**DIRECTION**
Output every record word for word.

**DATA EXTRACT**
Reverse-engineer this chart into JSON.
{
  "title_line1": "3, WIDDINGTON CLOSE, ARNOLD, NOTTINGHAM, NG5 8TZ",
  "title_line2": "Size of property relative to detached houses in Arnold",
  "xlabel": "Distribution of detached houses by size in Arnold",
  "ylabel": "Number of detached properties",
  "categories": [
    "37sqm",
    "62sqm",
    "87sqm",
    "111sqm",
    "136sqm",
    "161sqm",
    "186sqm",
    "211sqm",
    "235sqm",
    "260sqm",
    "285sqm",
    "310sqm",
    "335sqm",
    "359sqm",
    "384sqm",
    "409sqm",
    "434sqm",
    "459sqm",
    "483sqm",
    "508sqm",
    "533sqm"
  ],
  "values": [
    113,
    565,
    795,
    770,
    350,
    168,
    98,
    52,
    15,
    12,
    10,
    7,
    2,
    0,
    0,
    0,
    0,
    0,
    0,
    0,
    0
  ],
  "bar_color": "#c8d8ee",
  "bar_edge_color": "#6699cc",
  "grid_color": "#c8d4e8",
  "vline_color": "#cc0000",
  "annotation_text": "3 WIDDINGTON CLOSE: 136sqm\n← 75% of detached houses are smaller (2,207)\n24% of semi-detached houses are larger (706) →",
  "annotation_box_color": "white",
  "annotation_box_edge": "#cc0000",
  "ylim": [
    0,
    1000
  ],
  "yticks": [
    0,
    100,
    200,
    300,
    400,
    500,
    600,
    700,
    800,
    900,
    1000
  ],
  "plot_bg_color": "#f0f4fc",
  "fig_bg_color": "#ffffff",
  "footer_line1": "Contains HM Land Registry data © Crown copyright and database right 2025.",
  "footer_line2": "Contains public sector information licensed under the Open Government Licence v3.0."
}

**OUTPUT BELOW**
Reverse-engineer this chart into JSON.
{
  "title_line1": "3, WIDDINGTON CLOSE, ARNOLD, NOTTINGHAM, NG5 8TZ",
  "title_line2": "Size of property relative to detached houses in Arnold",
  "xlabel": "Distribution of detached houses by size in Arnold",
  "ylabel": "Number of detached properties",
  "categories": [
    "37sqm",
    "62sqm",
    "87sqm",
    "111sqm",
    "136sqm",
    "161sqm",
    "186sqm",
    "211sqm",
    "235sqm",
    "260sqm",
    "285sqm",
    "310sqm",
    "335sqm",
    "359sqm",
    "384sqm",
    "409sqm",
    "434sqm",
    "459sqm",
    "483sqm",
    "508sqm",
    "533sqm"
  ],
  "values": [
    113,
    565,
    795,
    770,
    350,
    168,
    98,
    52,
    15,
    12,
    10,
    7,
    2,
    0,
    0,
    0,
    0,
    0,
    0,
    0,
    0
  ],
  "bar_color": "#c8d8ee",
  "bar_edge_color": "#6699cc",
  "grid_color": "#c8d4e8",
  "vline_color": "#cc0000",
  "annotation_text": "3 WIDDINGTON CLOSE: 136sqm\n← 75% of detached houses are smaller (2,207)\n24% of semi-detached houses are larger (706) →",
  "annotation_box_color": "white",
  "annotation_box_edge": "#cc0000",
  "ylim": [
    0,
    1000
  ],
  "yticks": [
    0,
    100,
    200,
    300,
    400,
    500,
    600,
    700,
    800,
    900,
    1000
  ],
  "plot_bg_color": "#f0f4fc",
  "fig_bg_color": "#ffffff",
  "footer_line1": "Contains HM Land Registry data © Crown copyright and database right 2025.",
  "footer_line2": "Contains public sector information licensed under the Open Government Licence v3.0."
}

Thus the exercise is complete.